Written instruction:
All lines below must be repeated exactly, with the pictures omitted.

Data listing:

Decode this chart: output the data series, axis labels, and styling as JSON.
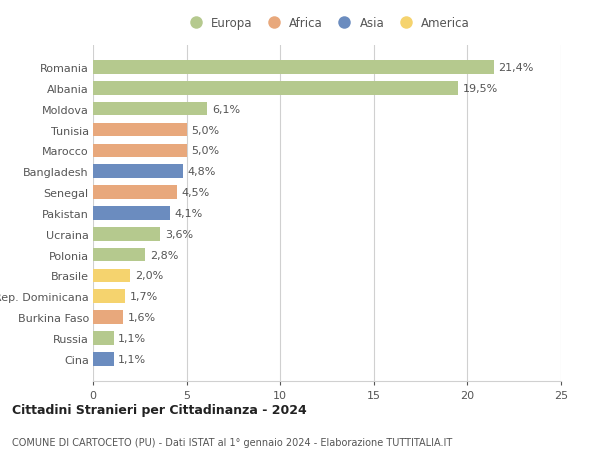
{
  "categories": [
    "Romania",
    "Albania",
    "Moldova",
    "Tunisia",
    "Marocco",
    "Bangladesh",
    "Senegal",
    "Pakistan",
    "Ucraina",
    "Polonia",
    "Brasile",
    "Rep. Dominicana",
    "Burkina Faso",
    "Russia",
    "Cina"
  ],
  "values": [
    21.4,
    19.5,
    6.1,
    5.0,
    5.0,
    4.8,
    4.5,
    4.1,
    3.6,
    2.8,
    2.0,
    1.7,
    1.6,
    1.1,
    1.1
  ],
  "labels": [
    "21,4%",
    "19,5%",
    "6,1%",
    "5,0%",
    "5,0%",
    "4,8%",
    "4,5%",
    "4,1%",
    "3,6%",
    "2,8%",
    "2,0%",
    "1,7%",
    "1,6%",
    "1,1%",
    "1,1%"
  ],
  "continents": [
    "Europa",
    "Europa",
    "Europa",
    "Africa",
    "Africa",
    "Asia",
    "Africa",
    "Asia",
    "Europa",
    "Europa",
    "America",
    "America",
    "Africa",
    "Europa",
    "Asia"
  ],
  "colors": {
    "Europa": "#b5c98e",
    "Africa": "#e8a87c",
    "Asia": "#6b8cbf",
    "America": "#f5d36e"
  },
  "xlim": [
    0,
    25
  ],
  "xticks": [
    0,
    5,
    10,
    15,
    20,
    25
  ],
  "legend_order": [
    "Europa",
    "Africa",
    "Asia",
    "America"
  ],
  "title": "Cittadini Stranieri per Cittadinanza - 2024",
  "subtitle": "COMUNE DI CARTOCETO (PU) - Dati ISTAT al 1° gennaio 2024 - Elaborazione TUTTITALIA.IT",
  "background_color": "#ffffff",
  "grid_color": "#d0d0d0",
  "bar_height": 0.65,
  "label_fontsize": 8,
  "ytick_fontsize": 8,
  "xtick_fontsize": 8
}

Task solution:
Decode this chart: output the data series, axis labels, and styling as JSON.
{
  "categories": [
    "Romania",
    "Albania",
    "Moldova",
    "Tunisia",
    "Marocco",
    "Bangladesh",
    "Senegal",
    "Pakistan",
    "Ucraina",
    "Polonia",
    "Brasile",
    "Rep. Dominicana",
    "Burkina Faso",
    "Russia",
    "Cina"
  ],
  "values": [
    21.4,
    19.5,
    6.1,
    5.0,
    5.0,
    4.8,
    4.5,
    4.1,
    3.6,
    2.8,
    2.0,
    1.7,
    1.6,
    1.1,
    1.1
  ],
  "labels": [
    "21,4%",
    "19,5%",
    "6,1%",
    "5,0%",
    "5,0%",
    "4,8%",
    "4,5%",
    "4,1%",
    "3,6%",
    "2,8%",
    "2,0%",
    "1,7%",
    "1,6%",
    "1,1%",
    "1,1%"
  ],
  "continents": [
    "Europa",
    "Europa",
    "Europa",
    "Africa",
    "Africa",
    "Asia",
    "Africa",
    "Asia",
    "Europa",
    "Europa",
    "America",
    "America",
    "Africa",
    "Europa",
    "Asia"
  ],
  "colors": {
    "Europa": "#b5c98e",
    "Africa": "#e8a87c",
    "Asia": "#6b8cbf",
    "America": "#f5d36e"
  },
  "xlim": [
    0,
    25
  ],
  "xticks": [
    0,
    5,
    10,
    15,
    20,
    25
  ],
  "legend_order": [
    "Europa",
    "Africa",
    "Asia",
    "America"
  ],
  "title": "Cittadini Stranieri per Cittadinanza - 2024",
  "subtitle": "COMUNE DI CARTOCETO (PU) - Dati ISTAT al 1° gennaio 2024 - Elaborazione TUTTITALIA.IT",
  "background_color": "#ffffff",
  "grid_color": "#d0d0d0",
  "bar_height": 0.65,
  "label_fontsize": 8,
  "ytick_fontsize": 8,
  "xtick_fontsize": 8
}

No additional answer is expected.